Requirements:
Skip the images. Copy the records exactly as written.

Excerpted data:
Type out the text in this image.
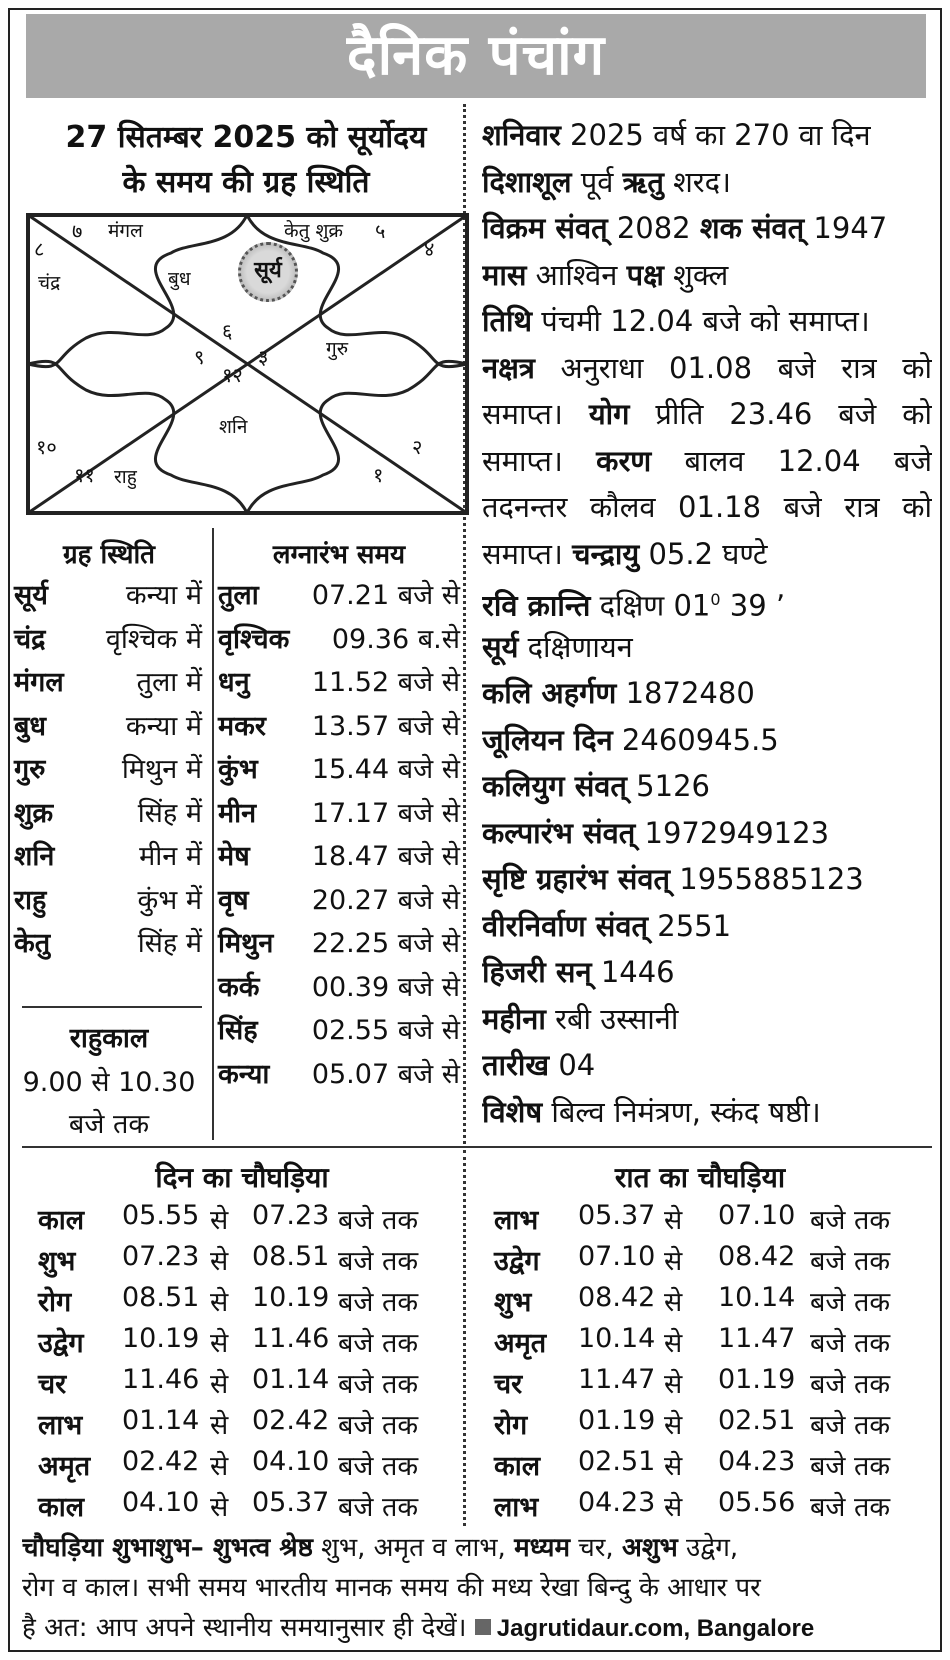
दैनिक पंचांग
27 सितम्बर 2025 को सूर्योदय
के समय की ग्रह स्थिति
सूर्य
६
५
४
३
२
१
१२
११
१०
९
८
७ मंगल	केतु शुक्र
चंद्र	बुध
गुरु
शनि
राहु
ग्रह स्थिति
सूर्य	कन्या में
चंद्र	वृश्चिक में
मंगल	तुला में
बुध	कन्या में
गुरु	मिथुन में
शुक्र	सिंह में
शनि	मीन में
राहु	कुंभ में
केतु	सिंह में
राहुकाल
9.00 से 10.30
बजे तक
लग्नारंभ समय
तुला	07.21 बजे से
वृश्चिक	09.36 ब.से
धनु	11.52 बजे से
मकर	13.57 बजे से
कुंभ	15.44 बजे से
मीन	17.17 बजे से
मेष	18.47 बजे से
वृष	20.27 बजे से
मिथुन	22.25 बजे से
कर्क	00.39 बजे से
सिंह	02.55 बजे से
कन्या	05.07 बजे से
शनिवार 2025 वर्ष का 270 वा दिन
दिशाशूल पूर्व ऋतु शरद।
विक्रम संवत् 2082 शक संवत् 1947
मास आश्विन पक्ष शुक्ल
तिथि पंचमी 12.04 बजे को समाप्त।
नक्षत्र अनुराधा 01.08 बजे रात्र को
समाप्त। योग प्रीति 23.46 बजे को
समाप्त। करण बालव 12.04 बजे
तदनन्तर कौलव 01.18 बजे रात्र को
समाप्त। चन्द्रायु 05.2 घण्टे
रवि क्रान्ति दक्षिण $01^0$ 39 ’
सूर्य दक्षिणायन
कलि अहर्गण 1872480
जूलियन दिन 2460945.5
कलियुग संवत् 5126
कल्पारंभ संवत् 1972949123
सृष्टि ग्रहारंभ संवत् 1955885123
वीरनिर्वाण संवत् 2551
हिजरी सन् 1446
महीना रबी उस्सानी
तारीख 04
विशेष बिल्व निमंत्रण, स्कंद षष्ठी।
दिन का चौघड़िया	रात का चौघड़िया
काल 05.55 से 07.23 बजे तक
शुभ 07.23 से 08.51 बजे तक
रोग 08.51 से 10.19 बजे तक
उद्वेग 10.19 से 11.46 बजे तक
चर 11.46 से 01.14 बजे तक
लाभ 01.14 से 02.42 बजे तक
अमृत 02.42 से 04.10 बजे तक
काल 04.10 से 05.37 बजे तक
लाभ 05.37 से 07.10 बजे तक
उद्वेग 07.10 से 08.42 बजे तक
शुभ 08.42 से 10.14 बजे तक
अमृत 10.14 से 11.47 बजे तक
चर 11.47 से 01.19 बजे तक
रोग 01.19 से 02.51 बजे तक
काल 02.51 से 04.23 बजे तक
लाभ 04.23 से 05.56 बजे तक
चौघड़िया शुभाशुभ– शुभत्व श्रेष्ठ शुभ, अमृत व लाभ, मध्यम चर, अशुभ उद्वेग,
रोग व काल। सभी समय भारतीय मानक समय की मध्य रेखा बिन्दु के आधार पर
है अत: आप अपने स्थानीय समयानुसार ही देखें। Jagrutidaur.com, Bangalore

Answer:
Type out the text in this image.
दैनिक पंचांग
27 सितम्बर 2025 को सूर्योदय
के समय की ग्रह स्थिति
सूर्य
६
५
४
३
२
१
१२
११
१०
९
८
७ मंगल	केतु शुक्र
चंद्र	बुध
गुरु
शनि
राहु
ग्रह स्थिति
सूर्य	कन्या में
चंद्र	वृश्चिक में
मंगल	तुला में
बुध	कन्या में
गुरु	मिथुन में
शुक्र	सिंह में
शनि	मीन में
राहु	कुंभ में
केतु	सिंह में
राहुकाल
9.00 से 10.30
बजे तक
लग्नारंभ समय
तुला	07.21 बजे से
वृश्चिक	09.36 ब.से
धनु	11.52 बजे से
मकर	13.57 बजे से
कुंभ	15.44 बजे से
मीन	17.17 बजे से
मेष	18.47 बजे से
वृष	20.27 बजे से
मिथुन	22.25 बजे से
कर्क	00.39 बजे से
सिंह	02.55 बजे से
कन्या	05.07 बजे से
शनिवार 2025 वर्ष का 270 वा दिन
दिशाशूल पूर्व ऋतु शरद।
विक्रम संवत् 2082 शक संवत् 1947
मास आश्विन पक्ष शुक्ल
तिथि पंचमी 12.04 बजे को समाप्त।
नक्षत्र अनुराधा 01.08 बजे रात्र को
समाप्त। योग प्रीति 23.46 बजे को
समाप्त। करण बालव 12.04 बजे
तदनन्तर कौलव 01.18 बजे रात्र को
समाप्त। चन्द्रायु 05.2 घण्टे
रवि क्रान्ति दक्षिण $01^0$ 39 ’
सूर्य दक्षिणायन
कलि अहर्गण 1872480
जूलियन दिन 2460945.5
कलियुग संवत् 5126
कल्पारंभ संवत् 1972949123
सृष्टि ग्रहारंभ संवत् 1955885123
वीरनिर्वाण संवत् 2551
हिजरी सन् 1446
महीना रबी उस्सानी
तारीख 04
विशेष बिल्व निमंत्रण, स्कंद षष्ठी।
दिन का चौघड़िया	रात का चौघड़िया
काल 05.55 से 07.23 बजे तक
शुभ 07.23 से 08.51 बजे तक
रोग 08.51 से 10.19 बजे तक
उद्वेग 10.19 से 11.46 बजे तक
चर 11.46 से 01.14 बजे तक
लाभ 01.14 से 02.42 बजे तक
अमृत 02.42 से 04.10 बजे तक
काल 04.10 से 05.37 बजे तक
लाभ 05.37 से 07.10 बजे तक
उद्वेग 07.10 से 08.42 बजे तक
शुभ 08.42 से 10.14 बजे तक
अमृत 10.14 से 11.47 बजे तक
चर 11.47 से 01.19 बजे तक
रोग 01.19 से 02.51 बजे तक
काल 02.51 से 04.23 बजे तक
लाभ 04.23 से 05.56 बजे तक
चौघड़िया शुभाशुभ– शुभत्व श्रेष्ठ शुभ, अमृत व लाभ, मध्यम चर, अशुभ उद्वेग,
रोग व काल। सभी समय भारतीय मानक समय की मध्य रेखा बिन्दु के आधार पर
है अत: आप अपने स्थानीय समयानुसार ही देखें। Jagrutidaur.com, Bangalore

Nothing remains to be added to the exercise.